Nochmals: Das soll nicht entschuldigen, wenn Vorgänge passieren, sondern wir versuchen heute, hier über Ursachen und über Lösungen zu sprechen und das ist einer der Lösungsansätze. Bei der FPÖ heißt Integration derzeit offensichtlich immer nur ausgrenzen, aussperren, ausweisen. Ich finde, Integration kann nur dann passieren, wenn ab dem ersten Moment die Stadt versucht, den Personen die Möglichkeit zu geben, sich zu integrieren. Und integrieren, ich sagte es schon einmal, ist keine Einbahnstraße. Integration ethnologisch hergeleitet meint, dass Integration eine Herstellung oder Bildung des Ganzen ist, Vervollständigung, Eingliederung in ein größeres Ganzes, aber auch ein Zustand, in dem sich etwas befindet, nachdem es integriert worden ist. Integration ist klarerweise die Teilhabe am gesellschaftlichen, wirtschaftlichen, kulturellen und politischen Leben, denn ohne Partizipation ist die Herstellung eines größeren Ganzen nicht vorstellbar. Integration ist daher im Gegensatz zu Desintegration zu denken als ein Zustand, ein Prozess der Spaltung und Auflösung eines Ganzen. Diese Sätze zum Thema Integration kommen nicht von mir, sondern sie sind die Definition der Integrationsministerin Susanne Raab und man sollte sich das einmal anschauen.

Gespeicherte Dateneinträge:
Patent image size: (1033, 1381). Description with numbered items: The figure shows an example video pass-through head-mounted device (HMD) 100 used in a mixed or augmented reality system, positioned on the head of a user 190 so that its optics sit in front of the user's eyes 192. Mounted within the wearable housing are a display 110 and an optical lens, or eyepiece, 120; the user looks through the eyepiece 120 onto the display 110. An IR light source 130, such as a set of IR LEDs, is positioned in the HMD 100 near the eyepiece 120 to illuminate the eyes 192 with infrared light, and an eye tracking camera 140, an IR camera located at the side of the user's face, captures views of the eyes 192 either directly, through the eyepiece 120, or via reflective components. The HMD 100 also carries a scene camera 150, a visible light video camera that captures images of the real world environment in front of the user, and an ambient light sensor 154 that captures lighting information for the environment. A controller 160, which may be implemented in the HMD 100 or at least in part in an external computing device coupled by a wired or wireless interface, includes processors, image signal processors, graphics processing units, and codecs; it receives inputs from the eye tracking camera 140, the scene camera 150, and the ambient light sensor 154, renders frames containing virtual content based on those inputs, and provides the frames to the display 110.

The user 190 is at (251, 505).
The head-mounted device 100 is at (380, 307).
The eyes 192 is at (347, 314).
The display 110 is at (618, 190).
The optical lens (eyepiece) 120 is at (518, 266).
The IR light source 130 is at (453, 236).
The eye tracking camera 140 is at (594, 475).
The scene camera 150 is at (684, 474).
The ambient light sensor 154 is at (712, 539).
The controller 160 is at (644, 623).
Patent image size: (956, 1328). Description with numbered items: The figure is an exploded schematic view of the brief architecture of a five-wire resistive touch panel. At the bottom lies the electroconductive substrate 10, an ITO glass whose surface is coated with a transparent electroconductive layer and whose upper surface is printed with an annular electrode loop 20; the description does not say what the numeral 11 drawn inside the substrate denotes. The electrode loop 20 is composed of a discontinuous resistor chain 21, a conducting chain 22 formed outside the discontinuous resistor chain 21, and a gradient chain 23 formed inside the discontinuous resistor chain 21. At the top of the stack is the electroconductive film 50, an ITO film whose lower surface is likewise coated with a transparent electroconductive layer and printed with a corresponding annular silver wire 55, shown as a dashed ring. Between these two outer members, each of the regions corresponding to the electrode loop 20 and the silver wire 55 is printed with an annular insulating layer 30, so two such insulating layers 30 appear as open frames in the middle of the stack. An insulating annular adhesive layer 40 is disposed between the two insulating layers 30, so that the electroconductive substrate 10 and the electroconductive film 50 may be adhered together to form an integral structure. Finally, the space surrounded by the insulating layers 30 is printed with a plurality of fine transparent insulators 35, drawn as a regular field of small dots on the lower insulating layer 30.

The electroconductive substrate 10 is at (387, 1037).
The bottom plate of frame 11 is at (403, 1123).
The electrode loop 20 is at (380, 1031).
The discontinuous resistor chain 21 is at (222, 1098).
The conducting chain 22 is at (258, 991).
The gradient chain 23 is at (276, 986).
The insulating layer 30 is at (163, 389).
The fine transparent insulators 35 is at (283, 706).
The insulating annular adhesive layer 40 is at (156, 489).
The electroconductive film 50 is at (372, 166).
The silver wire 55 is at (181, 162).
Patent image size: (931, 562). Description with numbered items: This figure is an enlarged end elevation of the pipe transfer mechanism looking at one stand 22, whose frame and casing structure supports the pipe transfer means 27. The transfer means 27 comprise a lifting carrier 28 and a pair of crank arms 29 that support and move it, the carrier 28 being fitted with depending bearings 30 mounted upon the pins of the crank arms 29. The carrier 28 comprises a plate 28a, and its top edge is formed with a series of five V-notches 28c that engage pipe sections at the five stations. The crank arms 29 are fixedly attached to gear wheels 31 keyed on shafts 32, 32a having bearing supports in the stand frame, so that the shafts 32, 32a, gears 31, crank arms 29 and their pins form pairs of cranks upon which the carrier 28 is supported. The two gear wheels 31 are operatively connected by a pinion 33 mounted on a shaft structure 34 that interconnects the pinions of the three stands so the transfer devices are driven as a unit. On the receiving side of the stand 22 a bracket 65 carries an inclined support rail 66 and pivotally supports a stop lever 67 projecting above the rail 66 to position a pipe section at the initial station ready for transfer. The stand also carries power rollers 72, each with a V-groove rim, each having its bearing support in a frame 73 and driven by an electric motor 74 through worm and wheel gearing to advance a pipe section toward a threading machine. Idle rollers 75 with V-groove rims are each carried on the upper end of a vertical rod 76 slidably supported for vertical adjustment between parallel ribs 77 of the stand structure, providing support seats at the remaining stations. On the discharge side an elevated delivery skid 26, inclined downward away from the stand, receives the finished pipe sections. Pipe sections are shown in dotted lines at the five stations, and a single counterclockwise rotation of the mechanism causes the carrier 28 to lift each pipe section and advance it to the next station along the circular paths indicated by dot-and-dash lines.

Aufgaben:
1/ Erklären Sie in ein bis drei Sätzen, warum der Text zur Integration Integration als Teilhabe am gesellschaftlichen, wirtschaftlichen, kulturellen und politischen Leben versteht.
2/ Prüfen Sie, ob die folgenden Aussagen mit dem Text zur Integration übereinstimmen. Beantworten Sie jede mit Ja oder Nein und zitieren Sie wörtlich die entscheidenden Worte des Textes.
(a) Die Definition von Integration im Text stammt von der Person, die spricht.
(b) Integration wird im Text als Einbahnstraße bezeichnet.
(c) Laut Text heißt Integration bei der FPÖ derzeit ausgrenzen, aussperren, ausweisen.

Lösungen je Aufgabe:
1/ Integration gilt als diese Teilhabe, weil ohne Partizipation die Herstellung eines größeren Ganzen nicht vorstellbar ist. Nach der zitierten Definition meint Integration nämlich die Herstellung oder Bildung des Ganzen, die Eingliederung in ein größeres Ganzes.

2/
(a) Nein: „Diese Sätze zum Thema Integration kommen nicht von mir, sondern sie sind die Definition der Integrationsministerin Susanne Raab“
(b) Nein: „ist keine Einbahnstraße“
(c) Ja: „Bei der FPÖ heißt Integration derzeit offensichtlich immer nur ausgrenzen, aussperren, ausweisen.“